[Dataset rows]
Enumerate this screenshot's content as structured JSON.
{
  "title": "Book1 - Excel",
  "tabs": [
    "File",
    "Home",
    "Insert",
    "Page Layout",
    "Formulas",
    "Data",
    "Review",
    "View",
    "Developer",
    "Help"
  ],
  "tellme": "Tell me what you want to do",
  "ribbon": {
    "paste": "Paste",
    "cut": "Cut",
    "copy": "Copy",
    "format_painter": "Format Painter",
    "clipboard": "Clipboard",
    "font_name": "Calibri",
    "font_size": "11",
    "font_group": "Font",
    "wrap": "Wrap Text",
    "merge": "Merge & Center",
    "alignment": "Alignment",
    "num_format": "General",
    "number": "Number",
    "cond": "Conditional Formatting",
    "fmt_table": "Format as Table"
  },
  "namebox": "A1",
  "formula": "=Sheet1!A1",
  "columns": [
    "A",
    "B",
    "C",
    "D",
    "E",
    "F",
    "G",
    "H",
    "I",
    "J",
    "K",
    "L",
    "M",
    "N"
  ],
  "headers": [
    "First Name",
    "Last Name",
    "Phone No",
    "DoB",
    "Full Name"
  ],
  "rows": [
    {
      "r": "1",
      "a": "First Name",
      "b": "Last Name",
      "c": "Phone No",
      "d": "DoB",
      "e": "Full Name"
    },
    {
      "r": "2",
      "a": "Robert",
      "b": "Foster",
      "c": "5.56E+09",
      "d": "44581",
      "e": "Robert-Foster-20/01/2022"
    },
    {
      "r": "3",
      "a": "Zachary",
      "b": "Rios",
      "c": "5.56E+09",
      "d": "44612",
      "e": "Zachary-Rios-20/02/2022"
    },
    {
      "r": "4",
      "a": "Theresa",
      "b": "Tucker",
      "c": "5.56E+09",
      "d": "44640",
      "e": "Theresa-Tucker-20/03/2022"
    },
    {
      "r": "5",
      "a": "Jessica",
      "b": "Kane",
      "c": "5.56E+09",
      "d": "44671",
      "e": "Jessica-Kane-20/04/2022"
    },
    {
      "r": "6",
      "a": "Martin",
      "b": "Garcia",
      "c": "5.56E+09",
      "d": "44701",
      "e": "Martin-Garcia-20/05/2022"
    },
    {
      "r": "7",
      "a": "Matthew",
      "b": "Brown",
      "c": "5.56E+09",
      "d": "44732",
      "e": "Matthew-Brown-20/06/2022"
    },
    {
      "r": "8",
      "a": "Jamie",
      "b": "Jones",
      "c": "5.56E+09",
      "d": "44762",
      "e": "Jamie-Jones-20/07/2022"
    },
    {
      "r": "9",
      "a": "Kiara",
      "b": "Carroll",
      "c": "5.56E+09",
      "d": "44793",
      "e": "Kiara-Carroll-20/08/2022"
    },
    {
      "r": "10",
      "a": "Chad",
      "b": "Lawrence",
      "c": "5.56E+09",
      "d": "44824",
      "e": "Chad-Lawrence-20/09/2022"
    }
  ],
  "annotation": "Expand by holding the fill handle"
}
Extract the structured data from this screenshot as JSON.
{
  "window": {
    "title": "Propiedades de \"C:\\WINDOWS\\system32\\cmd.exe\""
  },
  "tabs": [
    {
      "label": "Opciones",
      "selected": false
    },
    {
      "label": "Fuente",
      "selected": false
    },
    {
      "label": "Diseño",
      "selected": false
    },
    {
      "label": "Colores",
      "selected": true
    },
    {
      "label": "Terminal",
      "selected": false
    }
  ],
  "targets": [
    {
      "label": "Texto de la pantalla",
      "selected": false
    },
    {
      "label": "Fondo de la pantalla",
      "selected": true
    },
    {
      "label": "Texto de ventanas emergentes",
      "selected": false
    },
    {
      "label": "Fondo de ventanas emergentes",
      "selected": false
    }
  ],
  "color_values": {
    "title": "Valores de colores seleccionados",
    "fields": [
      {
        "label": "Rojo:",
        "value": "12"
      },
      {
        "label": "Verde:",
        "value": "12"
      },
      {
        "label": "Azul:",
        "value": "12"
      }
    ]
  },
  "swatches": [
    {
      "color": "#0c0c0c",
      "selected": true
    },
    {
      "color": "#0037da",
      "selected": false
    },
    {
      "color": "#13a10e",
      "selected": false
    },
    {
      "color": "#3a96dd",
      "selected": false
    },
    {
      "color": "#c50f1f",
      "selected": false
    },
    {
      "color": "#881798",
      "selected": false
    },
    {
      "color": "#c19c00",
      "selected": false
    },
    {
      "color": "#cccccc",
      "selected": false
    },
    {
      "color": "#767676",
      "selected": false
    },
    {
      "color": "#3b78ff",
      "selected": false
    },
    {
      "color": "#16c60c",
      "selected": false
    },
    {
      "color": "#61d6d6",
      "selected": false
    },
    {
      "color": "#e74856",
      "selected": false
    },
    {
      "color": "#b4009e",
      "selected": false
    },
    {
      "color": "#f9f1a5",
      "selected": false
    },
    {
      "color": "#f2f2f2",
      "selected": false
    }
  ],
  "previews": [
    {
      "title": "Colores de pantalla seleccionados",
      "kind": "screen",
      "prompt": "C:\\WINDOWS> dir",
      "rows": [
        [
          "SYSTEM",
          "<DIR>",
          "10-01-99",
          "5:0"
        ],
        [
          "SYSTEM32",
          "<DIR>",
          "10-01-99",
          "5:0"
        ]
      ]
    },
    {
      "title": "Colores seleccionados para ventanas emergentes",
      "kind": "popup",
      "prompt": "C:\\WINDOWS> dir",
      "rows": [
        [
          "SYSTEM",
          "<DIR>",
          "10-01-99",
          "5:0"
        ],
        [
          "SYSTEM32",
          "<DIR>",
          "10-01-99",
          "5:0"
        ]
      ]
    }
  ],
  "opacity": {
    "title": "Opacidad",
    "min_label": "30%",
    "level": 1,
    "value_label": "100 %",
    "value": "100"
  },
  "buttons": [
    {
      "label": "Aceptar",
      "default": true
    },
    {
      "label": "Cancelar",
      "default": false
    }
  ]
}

» **WHAT THE EXERCISE ASKS**: Repeat the records above in full, character for character.

» **RESPONSE**:
Enumerate this screenshot's content as structured JSON.
{
  "title": "Book1 - Excel",
  "tabs": [
    "File",
    "Home",
    "Insert",
    "Page Layout",
    "Formulas",
    "Data",
    "Review",
    "View",
    "Developer",
    "Help"
  ],
  "tellme": "Tell me what you want to do",
  "ribbon": {
    "paste": "Paste",
    "cut": "Cut",
    "copy": "Copy",
    "format_painter": "Format Painter",
    "clipboard": "Clipboard",
    "font_name": "Calibri",
    "font_size": "11",
    "font_group": "Font",
    "wrap": "Wrap Text",
    "merge": "Merge & Center",
    "alignment": "Alignment",
    "num_format": "General",
    "number": "Number",
    "cond": "Conditional Formatting",
    "fmt_table": "Format as Table"
  },
  "namebox": "A1",
  "formula": "=Sheet1!A1",
  "columns": [
    "A",
    "B",
    "C",
    "D",
    "E",
    "F",
    "G",
    "H",
    "I",
    "J",
    "K",
    "L",
    "M",
    "N"
  ],
  "headers": [
    "First Name",
    "Last Name",
    "Phone No",
    "DoB",
    "Full Name"
  ],
  "rows": [
    {
      "r": "1",
      "a": "First Name",
      "b": "Last Name",
      "c": "Phone No",
      "d": "DoB",
      "e": "Full Name"
    },
    {
      "r": "2",
      "a": "Robert",
      "b": "Foster",
      "c": "5.56E+09",
      "d": "44581",
      "e": "Robert-Foster-20/01/2022"
    },
    {
      "r": "3",
      "a": "Zachary",
      "b": "Rios",
      "c": "5.56E+09",
      "d": "44612",
      "e": "Zachary-Rios-20/02/2022"
    },
    {
      "r": "4",
      "a": "Theresa",
      "b": "Tucker",
      "c": "5.56E+09",
      "d": "44640",
      "e": "Theresa-Tucker-20/03/2022"
    },
    {
      "r": "5",
      "a": "Jessica",
      "b": "Kane",
      "c": "5.56E+09",
      "d": "44671",
      "e": "Jessica-Kane-20/04/2022"
    },
    {
      "r": "6",
      "a": "Martin",
      "b": "Garcia",
      "c": "5.56E+09",
      "d": "44701",
      "e": "Martin-Garcia-20/05/2022"
    },
    {
      "r": "7",
      "a": "Matthew",
      "b": "Brown",
      "c": "5.56E+09",
      "d": "44732",
      "e": "Matthew-Brown-20/06/2022"
    },
    {
      "r": "8",
      "a": "Jamie",
      "b": "Jones",
      "c": "5.56E+09",
      "d": "44762",
      "e": "Jamie-Jones-20/07/2022"
    },
    {
      "r": "9",
      "a": "Kiara",
      "b": "Carroll",
      "c": "5.56E+09",
      "d": "44793",
      "e": "Kiara-Carroll-20/08/2022"
    },
    {
      "r": "10",
      "a": "Chad",
      "b": "Lawrence",
      "c": "5.56E+09",
      "d": "44824",
      "e": "Chad-Lawrence-20/09/2022"
    }
  ],
  "annotation": "Expand by holding the fill handle"
}
Extract the structured data from this screenshot as JSON.
{
  "window": {
    "title": "Propiedades de \"C:\\WINDOWS\\system32\\cmd.exe\""
  },
  "tabs": [
    {
      "label": "Opciones",
      "selected": false
    },
    {
      "label": "Fuente",
      "selected": false
    },
    {
      "label": "Diseño",
      "selected": false
    },
    {
      "label": "Colores",
      "selected": true
    },
    {
      "label": "Terminal",
      "selected": false
    }
  ],
  "targets": [
    {
      "label": "Texto de la pantalla",
      "selected": false
    },
    {
      "label": "Fondo de la pantalla",
      "selected": true
    },
    {
      "label": "Texto de ventanas emergentes",
      "selected": false
    },
    {
      "label": "Fondo de ventanas emergentes",
      "selected": false
    }
  ],
  "color_values": {
    "title": "Valores de colores seleccionados",
    "fields": [
      {
        "label": "Rojo:",
        "value": "12"
      },
      {
        "label": "Verde:",
        "value": "12"
      },
      {
        "label": "Azul:",
        "value": "12"
      }
    ]
  },
  "swatches": [
    {
      "color": "#0c0c0c",
      "selected": true
    },
    {
      "color": "#0037da",
      "selected": false
    },
    {
      "color": "#13a10e",
      "selected": false
    },
    {
      "color": "#3a96dd",
      "selected": false
    },
    {
      "color": "#c50f1f",
      "selected": false
    },
    {
      "color": "#881798",
      "selected": false
    },
    {
      "color": "#c19c00",
      "selected": false
    },
    {
      "color": "#cccccc",
      "selected": false
    },
    {
      "color": "#767676",
      "selected": false
    },
    {
      "color": "#3b78ff",
      "selected": false
    },
    {
      "color": "#16c60c",
      "selected": false
    },
    {
      "color": "#61d6d6",
      "selected": false
    },
    {
      "color": "#e74856",
      "selected": false
    },
    {
      "color": "#b4009e",
      "selected": false
    },
    {
      "color": "#f9f1a5",
      "selected": false
    },
    {
      "color": "#f2f2f2",
      "selected": false
    }
  ],
  "previews": [
    {
      "title": "Colores de pantalla seleccionados",
      "kind": "screen",
      "prompt": "C:\\WINDOWS> dir",
      "rows": [
        [
          "SYSTEM",
          "<DIR>",
          "10-01-99",
          "5:0"
        ],
        [
          "SYSTEM32",
          "<DIR>",
          "10-01-99",
          "5:0"
        ]
      ]
    },
    {
      "title": "Colores seleccionados para ventanas emergentes",
      "kind": "popup",
      "prompt": "C:\\WINDOWS> dir",
      "rows": [
        [
          "SYSTEM",
          "<DIR>",
          "10-01-99",
          "5:0"
        ],
        [
          "SYSTEM32",
          "<DIR>",
          "10-01-99",
          "5:0"
        ]
      ]
    }
  ],
  "opacity": {
    "title": "Opacidad",
    "min_label": "30%",
    "level": 1,
    "value_label": "100 %",
    "value": "100"
  },
  "buttons": [
    {
      "label": "Aceptar",
      "default": true
    },
    {
      "label": "Cancelar",
      "default": false
    }
  ]
}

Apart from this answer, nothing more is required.